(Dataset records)
——————————

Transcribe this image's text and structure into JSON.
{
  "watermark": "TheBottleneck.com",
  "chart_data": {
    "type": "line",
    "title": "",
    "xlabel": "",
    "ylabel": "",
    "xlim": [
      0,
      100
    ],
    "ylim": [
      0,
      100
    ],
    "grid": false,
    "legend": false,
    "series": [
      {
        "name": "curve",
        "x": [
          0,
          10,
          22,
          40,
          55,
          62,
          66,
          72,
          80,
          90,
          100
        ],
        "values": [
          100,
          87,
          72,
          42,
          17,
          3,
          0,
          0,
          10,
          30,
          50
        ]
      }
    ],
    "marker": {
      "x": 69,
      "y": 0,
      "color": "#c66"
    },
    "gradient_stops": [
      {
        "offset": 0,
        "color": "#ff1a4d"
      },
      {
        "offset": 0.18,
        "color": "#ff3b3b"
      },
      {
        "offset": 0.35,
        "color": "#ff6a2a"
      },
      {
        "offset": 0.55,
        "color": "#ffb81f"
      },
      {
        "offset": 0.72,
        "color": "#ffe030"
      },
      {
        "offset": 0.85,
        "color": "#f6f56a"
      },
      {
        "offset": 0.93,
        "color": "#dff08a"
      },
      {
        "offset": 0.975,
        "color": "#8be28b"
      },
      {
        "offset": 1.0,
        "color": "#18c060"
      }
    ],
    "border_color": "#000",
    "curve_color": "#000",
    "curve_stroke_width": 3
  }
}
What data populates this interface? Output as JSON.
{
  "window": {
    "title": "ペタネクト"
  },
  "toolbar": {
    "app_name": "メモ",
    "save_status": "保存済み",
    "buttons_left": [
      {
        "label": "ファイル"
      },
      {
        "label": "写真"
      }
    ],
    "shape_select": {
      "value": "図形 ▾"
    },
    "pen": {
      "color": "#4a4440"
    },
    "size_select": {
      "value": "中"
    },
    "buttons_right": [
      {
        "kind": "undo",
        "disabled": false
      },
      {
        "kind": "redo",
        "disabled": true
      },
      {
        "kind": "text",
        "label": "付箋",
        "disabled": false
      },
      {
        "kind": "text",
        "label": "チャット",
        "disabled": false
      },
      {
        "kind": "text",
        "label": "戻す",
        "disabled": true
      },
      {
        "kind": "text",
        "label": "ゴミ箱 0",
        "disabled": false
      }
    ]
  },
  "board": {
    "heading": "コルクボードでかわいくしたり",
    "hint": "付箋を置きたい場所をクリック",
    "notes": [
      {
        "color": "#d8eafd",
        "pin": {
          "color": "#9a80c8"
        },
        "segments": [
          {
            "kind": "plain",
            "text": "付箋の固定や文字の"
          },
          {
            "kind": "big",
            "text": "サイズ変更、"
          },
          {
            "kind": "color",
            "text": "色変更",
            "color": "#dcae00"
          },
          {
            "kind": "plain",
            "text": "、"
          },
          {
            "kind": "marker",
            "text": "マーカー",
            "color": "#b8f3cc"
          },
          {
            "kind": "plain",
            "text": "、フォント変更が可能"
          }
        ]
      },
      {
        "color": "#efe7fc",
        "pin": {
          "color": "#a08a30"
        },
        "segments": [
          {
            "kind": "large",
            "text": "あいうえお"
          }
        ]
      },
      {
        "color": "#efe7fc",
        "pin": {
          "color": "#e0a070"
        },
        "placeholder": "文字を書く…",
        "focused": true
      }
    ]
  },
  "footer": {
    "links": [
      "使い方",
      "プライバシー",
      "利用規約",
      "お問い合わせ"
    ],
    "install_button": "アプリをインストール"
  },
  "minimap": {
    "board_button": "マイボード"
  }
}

——————————

Gather from the entries above all lines that include the string "offset".

        "offset": 0,
        "offset": 0.18,
        "offset": 0.35,
        "offset": 0.55,
        "offset": 0.72,
        "offset": 0.85,
        "offset": 0.93,
        "offset": 0.975,
        "offset": 1.0,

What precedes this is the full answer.